What you have to do
Set every record down verbatim and omit the pictures.

Exercise inputs
---*---

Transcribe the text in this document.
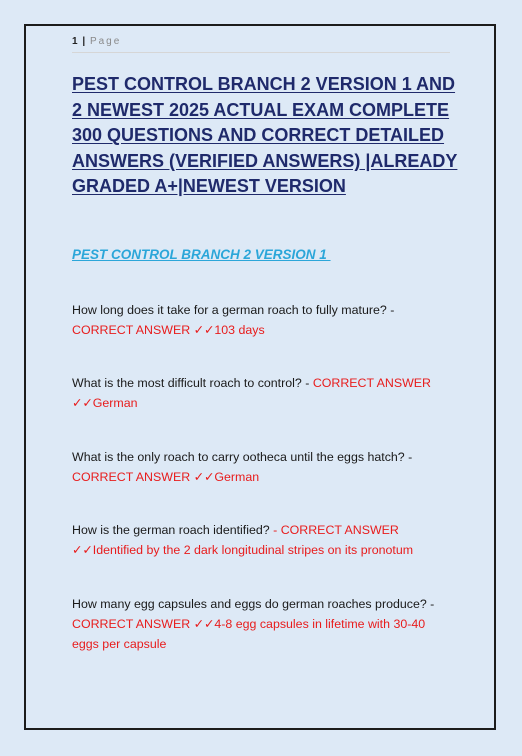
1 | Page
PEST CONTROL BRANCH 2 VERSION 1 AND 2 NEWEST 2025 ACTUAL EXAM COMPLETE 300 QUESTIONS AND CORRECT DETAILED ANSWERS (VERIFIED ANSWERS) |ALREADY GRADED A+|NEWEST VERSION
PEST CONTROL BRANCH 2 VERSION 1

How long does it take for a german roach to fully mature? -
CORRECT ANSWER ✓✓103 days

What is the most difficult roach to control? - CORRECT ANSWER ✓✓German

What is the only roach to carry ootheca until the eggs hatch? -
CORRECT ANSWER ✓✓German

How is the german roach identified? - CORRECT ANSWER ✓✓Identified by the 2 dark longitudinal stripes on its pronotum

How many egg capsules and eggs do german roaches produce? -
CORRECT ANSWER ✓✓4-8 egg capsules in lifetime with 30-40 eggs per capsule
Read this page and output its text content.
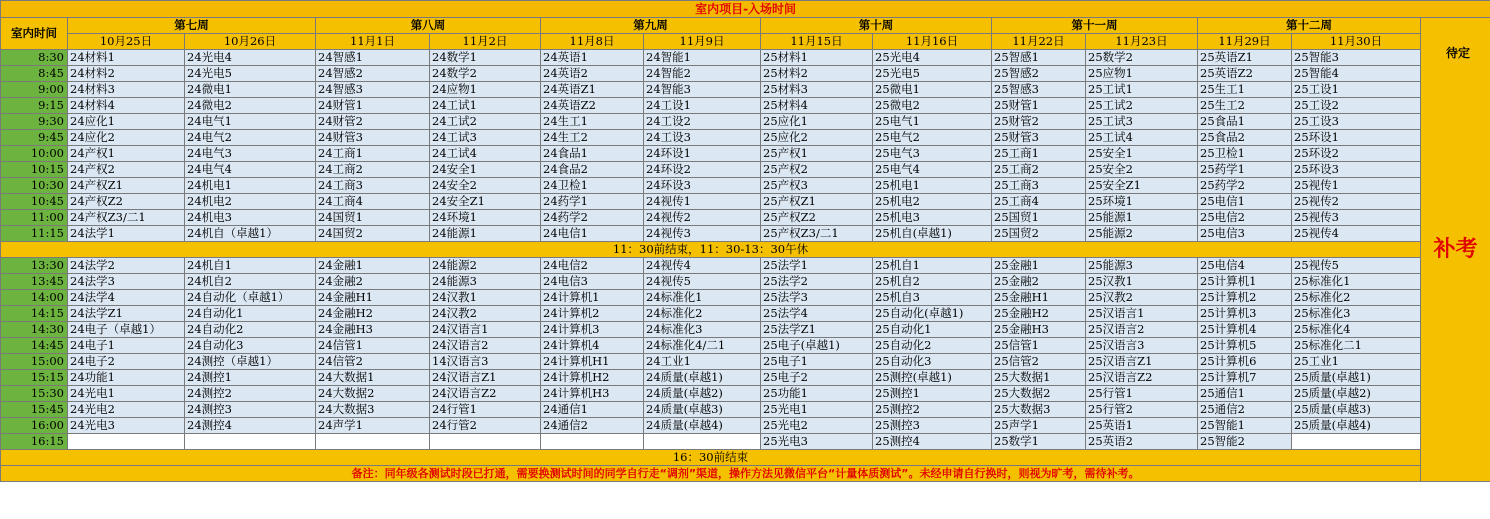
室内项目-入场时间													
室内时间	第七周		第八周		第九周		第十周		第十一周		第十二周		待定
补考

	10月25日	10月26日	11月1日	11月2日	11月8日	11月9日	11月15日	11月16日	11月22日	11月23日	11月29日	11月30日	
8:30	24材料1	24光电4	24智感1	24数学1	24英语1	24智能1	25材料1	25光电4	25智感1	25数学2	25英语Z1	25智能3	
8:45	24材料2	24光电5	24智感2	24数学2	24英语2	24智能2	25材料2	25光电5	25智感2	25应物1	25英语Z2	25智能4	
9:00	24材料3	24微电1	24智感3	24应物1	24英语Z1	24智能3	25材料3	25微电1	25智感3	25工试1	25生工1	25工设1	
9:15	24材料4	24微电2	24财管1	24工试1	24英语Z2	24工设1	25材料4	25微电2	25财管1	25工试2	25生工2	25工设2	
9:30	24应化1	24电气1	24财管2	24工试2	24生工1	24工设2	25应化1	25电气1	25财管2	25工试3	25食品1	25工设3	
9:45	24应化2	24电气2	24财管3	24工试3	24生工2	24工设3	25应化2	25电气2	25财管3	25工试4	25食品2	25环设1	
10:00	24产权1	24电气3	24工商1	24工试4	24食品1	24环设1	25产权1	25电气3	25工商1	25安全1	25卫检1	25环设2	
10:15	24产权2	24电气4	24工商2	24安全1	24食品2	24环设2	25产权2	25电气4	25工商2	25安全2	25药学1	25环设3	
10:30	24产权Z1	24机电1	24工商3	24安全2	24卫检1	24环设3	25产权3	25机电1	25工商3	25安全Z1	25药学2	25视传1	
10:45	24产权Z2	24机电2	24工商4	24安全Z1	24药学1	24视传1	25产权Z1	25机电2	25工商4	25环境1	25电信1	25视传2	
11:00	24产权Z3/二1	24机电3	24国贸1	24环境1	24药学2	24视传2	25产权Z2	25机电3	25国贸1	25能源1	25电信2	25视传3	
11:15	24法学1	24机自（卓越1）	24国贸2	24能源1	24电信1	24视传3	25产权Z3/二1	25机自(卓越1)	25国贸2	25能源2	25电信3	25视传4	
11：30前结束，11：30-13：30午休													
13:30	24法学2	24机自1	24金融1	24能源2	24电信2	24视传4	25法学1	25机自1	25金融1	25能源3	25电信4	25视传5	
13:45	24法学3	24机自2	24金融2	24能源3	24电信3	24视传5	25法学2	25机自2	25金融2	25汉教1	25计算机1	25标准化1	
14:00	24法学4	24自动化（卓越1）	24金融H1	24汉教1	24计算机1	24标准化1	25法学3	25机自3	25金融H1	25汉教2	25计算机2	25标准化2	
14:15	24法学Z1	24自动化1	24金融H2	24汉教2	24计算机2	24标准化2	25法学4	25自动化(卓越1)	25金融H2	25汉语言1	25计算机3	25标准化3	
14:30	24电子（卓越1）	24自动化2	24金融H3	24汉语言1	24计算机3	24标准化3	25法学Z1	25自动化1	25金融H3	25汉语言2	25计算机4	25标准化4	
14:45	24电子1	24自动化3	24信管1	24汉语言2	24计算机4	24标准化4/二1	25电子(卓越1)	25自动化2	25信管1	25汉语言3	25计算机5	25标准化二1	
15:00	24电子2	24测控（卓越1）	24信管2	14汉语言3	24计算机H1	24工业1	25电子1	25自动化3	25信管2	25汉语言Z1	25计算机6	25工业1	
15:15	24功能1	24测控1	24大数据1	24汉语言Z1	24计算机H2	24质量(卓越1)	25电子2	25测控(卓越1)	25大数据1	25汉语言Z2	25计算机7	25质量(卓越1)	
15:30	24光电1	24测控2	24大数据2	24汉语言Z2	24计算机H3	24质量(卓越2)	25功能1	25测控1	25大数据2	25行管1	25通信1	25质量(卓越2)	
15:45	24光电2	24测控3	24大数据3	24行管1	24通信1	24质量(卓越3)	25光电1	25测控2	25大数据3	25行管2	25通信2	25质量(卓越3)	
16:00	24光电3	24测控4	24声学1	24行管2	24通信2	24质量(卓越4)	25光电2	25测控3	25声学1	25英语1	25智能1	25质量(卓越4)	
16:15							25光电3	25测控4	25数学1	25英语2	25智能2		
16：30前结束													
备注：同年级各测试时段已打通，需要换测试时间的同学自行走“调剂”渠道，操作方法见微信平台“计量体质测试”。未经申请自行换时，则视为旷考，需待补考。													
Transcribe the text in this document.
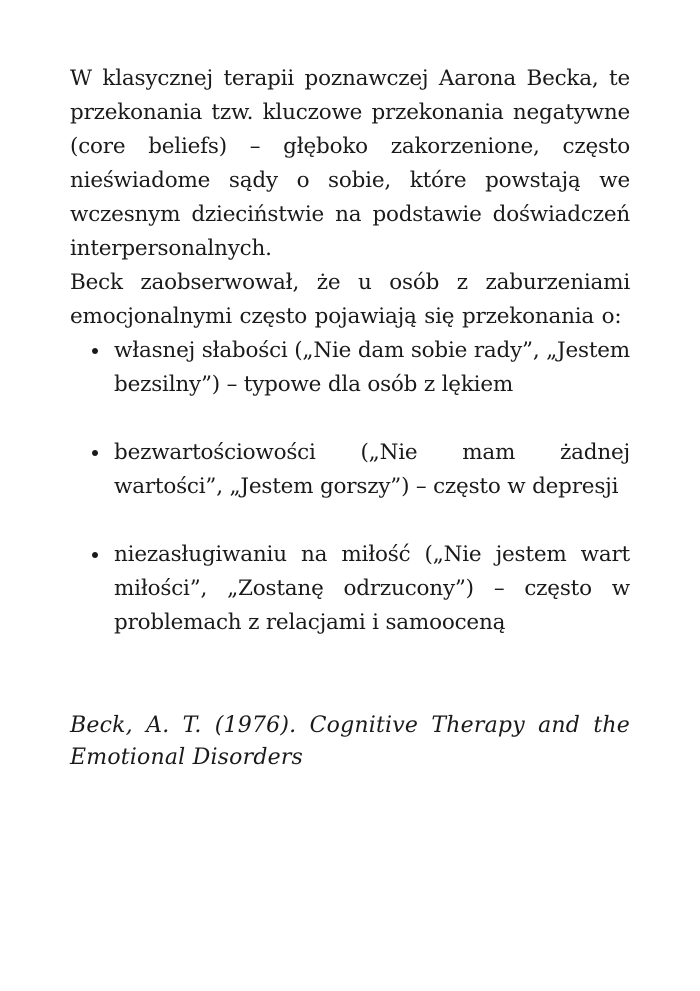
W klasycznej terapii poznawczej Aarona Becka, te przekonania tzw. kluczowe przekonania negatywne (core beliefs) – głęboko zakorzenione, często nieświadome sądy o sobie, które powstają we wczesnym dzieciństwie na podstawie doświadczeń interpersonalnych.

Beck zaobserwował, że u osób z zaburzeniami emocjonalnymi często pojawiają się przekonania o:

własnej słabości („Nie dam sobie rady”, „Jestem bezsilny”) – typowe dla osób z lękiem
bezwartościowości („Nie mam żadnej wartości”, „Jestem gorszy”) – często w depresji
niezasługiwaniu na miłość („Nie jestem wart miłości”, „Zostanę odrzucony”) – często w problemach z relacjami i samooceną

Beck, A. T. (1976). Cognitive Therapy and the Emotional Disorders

---*---

Response
Transcribe the text in this document.
1 | Page
PEST CONTROL BRANCH 2 VERSION 1 AND 2 NEWEST 2025 ACTUAL EXAM COMPLETE 300 QUESTIONS AND CORRECT DETAILED ANSWERS (VERIFIED ANSWERS) |ALREADY GRADED A+|NEWEST VERSION
PEST CONTROL BRANCH 2 VERSION 1

How long does it take for a german roach to fully mature? -
CORRECT ANSWER ✓✓103 days

What is the most difficult roach to control? - CORRECT ANSWER ✓✓German

What is the only roach to carry ootheca until the eggs hatch? -
CORRECT ANSWER ✓✓German

How is the german roach identified? - CORRECT ANSWER ✓✓Identified by the 2 dark longitudinal stripes on its pronotum

How many egg capsules and eggs do german roaches produce? -
CORRECT ANSWER ✓✓4-8 egg capsules in lifetime with 30-40 eggs per capsule
Read this page and output its text content.
室内项目-入场时间													
室内时间	第七周		第八周		第九周		第十周		第十一周		第十二周		待定
补考

	10月25日	10月26日	11月1日	11月2日	11月8日	11月9日	11月15日	11月16日	11月22日	11月23日	11月29日	11月30日	
8:30	24材料1	24光电4	24智感1	24数学1	24英语1	24智能1	25材料1	25光电4	25智感1	25数学2	25英语Z1	25智能3	
8:45	24材料2	24光电5	24智感2	24数学2	24英语2	24智能2	25材料2	25光电5	25智感2	25应物1	25英语Z2	25智能4	
9:00	24材料3	24微电1	24智感3	24应物1	24英语Z1	24智能3	25材料3	25微电1	25智感3	25工试1	25生工1	25工设1	
9:15	24材料4	24微电2	24财管1	24工试1	24英语Z2	24工设1	25材料4	25微电2	25财管1	25工试2	25生工2	25工设2	
9:30	24应化1	24电气1	24财管2	24工试2	24生工1	24工设2	25应化1	25电气1	25财管2	25工试3	25食品1	25工设3	
9:45	24应化2	24电气2	24财管3	24工试3	24生工2	24工设3	25应化2	25电气2	25财管3	25工试4	25食品2	25环设1	
10:00	24产权1	24电气3	24工商1	24工试4	24食品1	24环设1	25产权1	25电气3	25工商1	25安全1	25卫检1	25环设2	
10:15	24产权2	24电气4	24工商2	24安全1	24食品2	24环设2	25产权2	25电气4	25工商2	25安全2	25药学1	25环设3	
10:30	24产权Z1	24机电1	24工商3	24安全2	24卫检1	24环设3	25产权3	25机电1	25工商3	25安全Z1	25药学2	25视传1	
10:45	24产权Z2	24机电2	24工商4	24安全Z1	24药学1	24视传1	25产权Z1	25机电2	25工商4	25环境1	25电信1	25视传2	
11:00	24产权Z3/二1	24机电3	24国贸1	24环境1	24药学2	24视传2	25产权Z2	25机电3	25国贸1	25能源1	25电信2	25视传3	
11:15	24法学1	24机自（卓越1）	24国贸2	24能源1	24电信1	24视传3	25产权Z3/二1	25机自(卓越1)	25国贸2	25能源2	25电信3	25视传4	
11：30前结束，11：30-13：30午休													
13:30	24法学2	24机自1	24金融1	24能源2	24电信2	24视传4	25法学1	25机自1	25金融1	25能源3	25电信4	25视传5	
13:45	24法学3	24机自2	24金融2	24能源3	24电信3	24视传5	25法学2	25机自2	25金融2	25汉教1	25计算机1	25标准化1	
14:00	24法学4	24自动化（卓越1）	24金融H1	24汉教1	24计算机1	24标准化1	25法学3	25机自3	25金融H1	25汉教2	25计算机2	25标准化2	
14:15	24法学Z1	24自动化1	24金融H2	24汉教2	24计算机2	24标准化2	25法学4	25自动化(卓越1)	25金融H2	25汉语言1	25计算机3	25标准化3	
14:30	24电子（卓越1）	24自动化2	24金融H3	24汉语言1	24计算机3	24标准化3	25法学Z1	25自动化1	25金融H3	25汉语言2	25计算机4	25标准化4	
14:45	24电子1	24自动化3	24信管1	24汉语言2	24计算机4	24标准化4/二1	25电子(卓越1)	25自动化2	25信管1	25汉语言3	25计算机5	25标准化二1	
15:00	24电子2	24测控（卓越1）	24信管2	14汉语言3	24计算机H1	24工业1	25电子1	25自动化3	25信管2	25汉语言Z1	25计算机6	25工业1	
15:15	24功能1	24测控1	24大数据1	24汉语言Z1	24计算机H2	24质量(卓越1)	25电子2	25测控(卓越1)	25大数据1	25汉语言Z2	25计算机7	25质量(卓越1)	
15:30	24光电1	24测控2	24大数据2	24汉语言Z2	24计算机H3	24质量(卓越2)	25功能1	25测控1	25大数据2	25行管1	25通信1	25质量(卓越2)	
15:45	24光电2	24测控3	24大数据3	24行管1	24通信1	24质量(卓越3)	25光电1	25测控2	25大数据3	25行管2	25通信2	25质量(卓越3)	
16:00	24光电3	24测控4	24声学1	24行管2	24通信2	24质量(卓越4)	25光电2	25测控3	25声学1	25英语1	25智能1	25质量(卓越4)	
16:15							25光电3	25测控4	25数学1	25英语2	25智能2		
16：30前结束													
备注：同年级各测试时段已打通，需要换测试时间的同学自行走“调剂”渠道，操作方法见微信平台“计量体质测试”。未经申请自行换时，则视为旷考，需待补考。													
Transcribe the text in this document.
W klasycznej terapii poznawczej Aarona Becka, te przekonania tzw. kluczowe przekonania negatywne (core beliefs) – głęboko zakorzenione, często nieświadome sądy o sobie, które powstają we wczesnym dzieciństwie na podstawie doświadczeń interpersonalnych.

Beck zaobserwował, że u osób z zaburzeniami emocjonalnymi często pojawiają się przekonania o:

własnej słabości („Nie dam sobie rady”, „Jestem bezsilny”) – typowe dla osób z lękiem
bezwartościowości („Nie mam żadnej wartości”, „Jestem gorszy”) – często w depresji
niezasługiwaniu na miłość („Nie jestem wart miłości”, „Zostanę odrzucony”) – często w problemach z relacjami i samooceną

Beck, A. T. (1976). Cognitive Therapy and the Emotional Disorders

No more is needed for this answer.